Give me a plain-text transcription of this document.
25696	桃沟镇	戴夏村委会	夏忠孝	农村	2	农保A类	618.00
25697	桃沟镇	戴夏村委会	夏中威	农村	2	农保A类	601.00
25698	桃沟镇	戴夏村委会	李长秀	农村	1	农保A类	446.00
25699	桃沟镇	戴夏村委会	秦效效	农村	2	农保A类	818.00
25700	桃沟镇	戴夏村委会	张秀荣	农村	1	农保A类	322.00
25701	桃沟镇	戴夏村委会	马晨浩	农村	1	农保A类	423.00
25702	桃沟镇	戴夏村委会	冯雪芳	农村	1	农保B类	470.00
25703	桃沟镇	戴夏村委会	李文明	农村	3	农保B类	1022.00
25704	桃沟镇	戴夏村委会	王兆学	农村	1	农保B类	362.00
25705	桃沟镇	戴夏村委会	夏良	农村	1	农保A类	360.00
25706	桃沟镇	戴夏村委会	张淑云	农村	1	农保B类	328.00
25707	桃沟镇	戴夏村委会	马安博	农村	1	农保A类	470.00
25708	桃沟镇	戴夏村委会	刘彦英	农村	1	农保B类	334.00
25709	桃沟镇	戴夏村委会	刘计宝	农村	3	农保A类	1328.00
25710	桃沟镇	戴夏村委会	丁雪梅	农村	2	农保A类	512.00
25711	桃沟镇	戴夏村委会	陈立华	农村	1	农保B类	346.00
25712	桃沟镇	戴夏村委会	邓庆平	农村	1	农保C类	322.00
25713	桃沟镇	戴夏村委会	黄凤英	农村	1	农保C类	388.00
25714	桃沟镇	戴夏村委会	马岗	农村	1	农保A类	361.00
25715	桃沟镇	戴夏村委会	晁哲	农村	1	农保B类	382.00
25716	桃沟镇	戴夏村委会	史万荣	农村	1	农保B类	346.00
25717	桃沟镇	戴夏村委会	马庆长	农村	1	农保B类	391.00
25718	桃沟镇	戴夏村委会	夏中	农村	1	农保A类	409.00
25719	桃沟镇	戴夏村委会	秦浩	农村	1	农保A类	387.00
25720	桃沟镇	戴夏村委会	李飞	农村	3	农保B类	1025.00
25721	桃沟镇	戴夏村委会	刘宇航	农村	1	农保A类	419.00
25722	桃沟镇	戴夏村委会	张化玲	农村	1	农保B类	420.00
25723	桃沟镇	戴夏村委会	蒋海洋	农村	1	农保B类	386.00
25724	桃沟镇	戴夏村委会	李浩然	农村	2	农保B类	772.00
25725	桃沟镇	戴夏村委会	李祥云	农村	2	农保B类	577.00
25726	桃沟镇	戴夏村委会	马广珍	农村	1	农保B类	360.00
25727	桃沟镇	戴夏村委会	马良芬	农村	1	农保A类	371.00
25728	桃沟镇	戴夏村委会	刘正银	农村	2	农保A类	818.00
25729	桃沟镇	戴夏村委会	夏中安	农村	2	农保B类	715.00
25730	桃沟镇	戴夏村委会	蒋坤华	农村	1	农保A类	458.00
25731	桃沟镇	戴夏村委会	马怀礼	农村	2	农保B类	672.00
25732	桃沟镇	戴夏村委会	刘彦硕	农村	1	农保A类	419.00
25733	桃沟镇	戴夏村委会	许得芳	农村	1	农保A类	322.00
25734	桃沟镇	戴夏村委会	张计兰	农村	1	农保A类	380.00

(Request): Repeat the material above in full, keeping every word.

(Exercise solution):
Give me a plain-text transcription of this document.
25696	桃沟镇	戴夏村委会	夏忠孝	农村	2	农保A类	618.00
25697	桃沟镇	戴夏村委会	夏中威	农村	2	农保A类	601.00
25698	桃沟镇	戴夏村委会	李长秀	农村	1	农保A类	446.00
25699	桃沟镇	戴夏村委会	秦效效	农村	2	农保A类	818.00
25700	桃沟镇	戴夏村委会	张秀荣	农村	1	农保A类	322.00
25701	桃沟镇	戴夏村委会	马晨浩	农村	1	农保A类	423.00
25702	桃沟镇	戴夏村委会	冯雪芳	农村	1	农保B类	470.00
25703	桃沟镇	戴夏村委会	李文明	农村	3	农保B类	1022.00
25704	桃沟镇	戴夏村委会	王兆学	农村	1	农保B类	362.00
25705	桃沟镇	戴夏村委会	夏良	农村	1	农保A类	360.00
25706	桃沟镇	戴夏村委会	张淑云	农村	1	农保B类	328.00
25707	桃沟镇	戴夏村委会	马安博	农村	1	农保A类	470.00
25708	桃沟镇	戴夏村委会	刘彦英	农村	1	农保B类	334.00
25709	桃沟镇	戴夏村委会	刘计宝	农村	3	农保A类	1328.00
25710	桃沟镇	戴夏村委会	丁雪梅	农村	2	农保A类	512.00
25711	桃沟镇	戴夏村委会	陈立华	农村	1	农保B类	346.00
25712	桃沟镇	戴夏村委会	邓庆平	农村	1	农保C类	322.00
25713	桃沟镇	戴夏村委会	黄凤英	农村	1	农保C类	388.00
25714	桃沟镇	戴夏村委会	马岗	农村	1	农保A类	361.00
25715	桃沟镇	戴夏村委会	晁哲	农村	1	农保B类	382.00
25716	桃沟镇	戴夏村委会	史万荣	农村	1	农保B类	346.00
25717	桃沟镇	戴夏村委会	马庆长	农村	1	农保B类	391.00
25718	桃沟镇	戴夏村委会	夏中	农村	1	农保A类	409.00
25719	桃沟镇	戴夏村委会	秦浩	农村	1	农保A类	387.00
25720	桃沟镇	戴夏村委会	李飞	农村	3	农保B类	1025.00
25721	桃沟镇	戴夏村委会	刘宇航	农村	1	农保A类	419.00
25722	桃沟镇	戴夏村委会	张化玲	农村	1	农保B类	420.00
25723	桃沟镇	戴夏村委会	蒋海洋	农村	1	农保B类	386.00
25724	桃沟镇	戴夏村委会	李浩然	农村	2	农保B类	772.00
25725	桃沟镇	戴夏村委会	李祥云	农村	2	农保B类	577.00
25726	桃沟镇	戴夏村委会	马广珍	农村	1	农保B类	360.00
25727	桃沟镇	戴夏村委会	马良芬	农村	1	农保A类	371.00
25728	桃沟镇	戴夏村委会	刘正银	农村	2	农保A类	818.00
25729	桃沟镇	戴夏村委会	夏中安	农村	2	农保B类	715.00
25730	桃沟镇	戴夏村委会	蒋坤华	农村	1	农保A类	458.00
25731	桃沟镇	戴夏村委会	马怀礼	农村	2	农保B类	672.00
25732	桃沟镇	戴夏村委会	刘彦硕	农村	1	农保A类	419.00
25733	桃沟镇	戴夏村委会	许得芳	农村	1	农保A类	322.00
25734	桃沟镇	戴夏村委会	张计兰	农村	1	农保A类	380.00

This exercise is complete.